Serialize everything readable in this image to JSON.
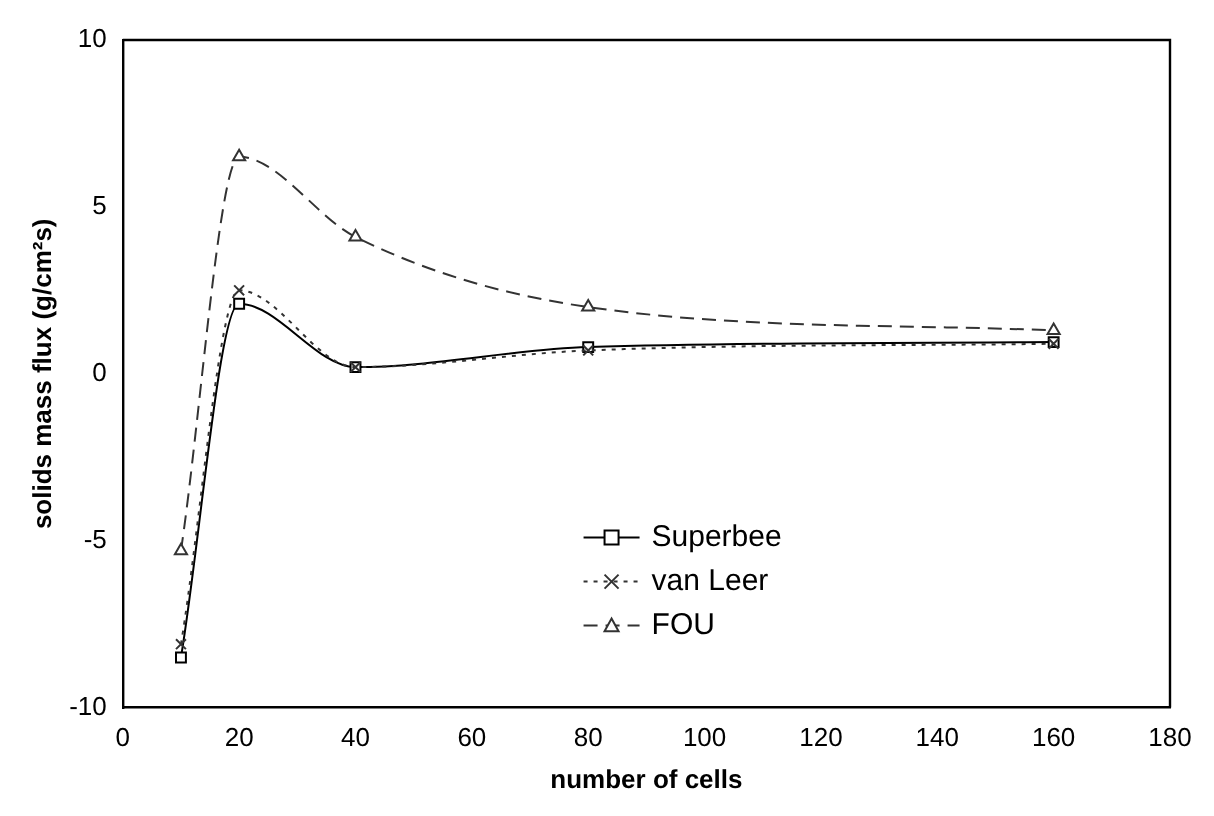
{
  "chart_data": {
    "type": "line",
    "xlabel": "number of cells",
    "ylabel": "solids mass flux (g/cm²s)",
    "x": [
      10,
      20,
      40,
      80,
      160
    ],
    "series": [
      {
        "name": "Superbee",
        "color": "#000000",
        "line_style": "solid",
        "marker": "square",
        "values": [
          -8.5,
          2.1,
          0.2,
          0.8,
          0.95
        ]
      },
      {
        "name": "van Leer",
        "color": "#333333",
        "line_style": "dotted",
        "marker": "cross",
        "values": [
          -8.1,
          2.5,
          0.2,
          0.7,
          0.9
        ]
      },
      {
        "name": "FOU",
        "color": "#333333",
        "line_style": "dashed",
        "marker": "triangle",
        "values": [
          -5.3,
          6.5,
          4.1,
          2.0,
          1.3
        ]
      }
    ],
    "xlim": [
      0,
      180
    ],
    "xticks": [
      0,
      20,
      40,
      60,
      80,
      100,
      120,
      140,
      160,
      180
    ],
    "ylim": [
      -10,
      10
    ],
    "yticks": [
      -10,
      -5,
      0,
      5,
      10
    ],
    "legend": "bottom"
  }
}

What you need to do: Every line above that contains the word "name" should be reported.

Task response:
        "name": "Superbee",
        "name": "van Leer",
        "name": "FOU",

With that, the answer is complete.